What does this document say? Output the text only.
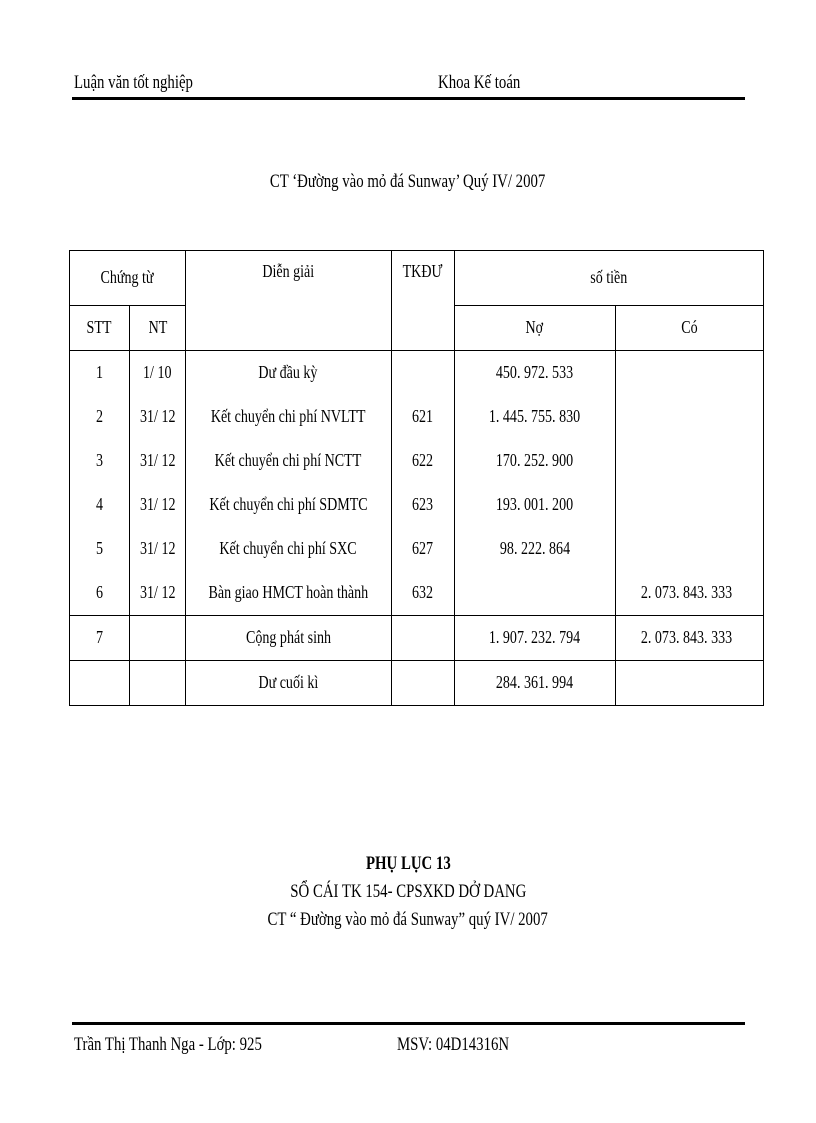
Luận văn tốt nghiệp	Khoa Kế toán
CT ‘Đường vào mỏ đá Sunway’ Quý IV/ 2007
Chứng từ		Diễn giải	TKĐƯ	số tiền	
STT	NT			Nợ	Có
1	1/ 10	Dư đầu kỳ		450. 972. 533	
2	31/ 12	Kết chuyển chi phí NVLTT	621	1. 445. 755. 830	
3	31/ 12	Kết chuyển chi phí NCTT	622	170. 252. 900	
4	31/ 12	Kết chuyển chi phí SDMTC	623	193. 001. 200	
5	31/ 12	Kết chuyển chi phí SXC	627	98. 222. 864	
6	31/ 12	Bàn giao HMCT hoàn thành	632		2. 073. 843. 333
7		Cộng phát sinh		1. 907. 232. 794	2. 073. 843. 333
		Dư cuối kì		284. 361. 994	
PHỤ LỤC 13
SỔ CÁI TK 154- CPSXKD DỞ DANG
CT “ Đường vào mỏ đá Sunway” quý IV/ 2007
Trần Thị Thanh Nga - Lớp: 925	MSV: 04D14316N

----

Output all the records, word for word, with no pictures in the copy.

[Solved problem]:
What does this document say? Output the text only.
Luận văn tốt nghiệp	Khoa Kế toán
CT ‘Đường vào mỏ đá Sunway’ Quý IV/ 2007
Chứng từ		Diễn giải	TKĐƯ	số tiền	
STT	NT			Nợ	Có
1	1/ 10	Dư đầu kỳ		450. 972. 533	
2	31/ 12	Kết chuyển chi phí NVLTT	621	1. 445. 755. 830	
3	31/ 12	Kết chuyển chi phí NCTT	622	170. 252. 900	
4	31/ 12	Kết chuyển chi phí SDMTC	623	193. 001. 200	
5	31/ 12	Kết chuyển chi phí SXC	627	98. 222. 864	
6	31/ 12	Bàn giao HMCT hoàn thành	632		2. 073. 843. 333
7		Cộng phát sinh		1. 907. 232. 794	2. 073. 843. 333
		Dư cuối kì		284. 361. 994	
PHỤ LỤC 13
SỔ CÁI TK 154- CPSXKD DỞ DANG
CT “ Đường vào mỏ đá Sunway” quý IV/ 2007
Trần Thị Thanh Nga - Lớp: 925	MSV: 04D14316N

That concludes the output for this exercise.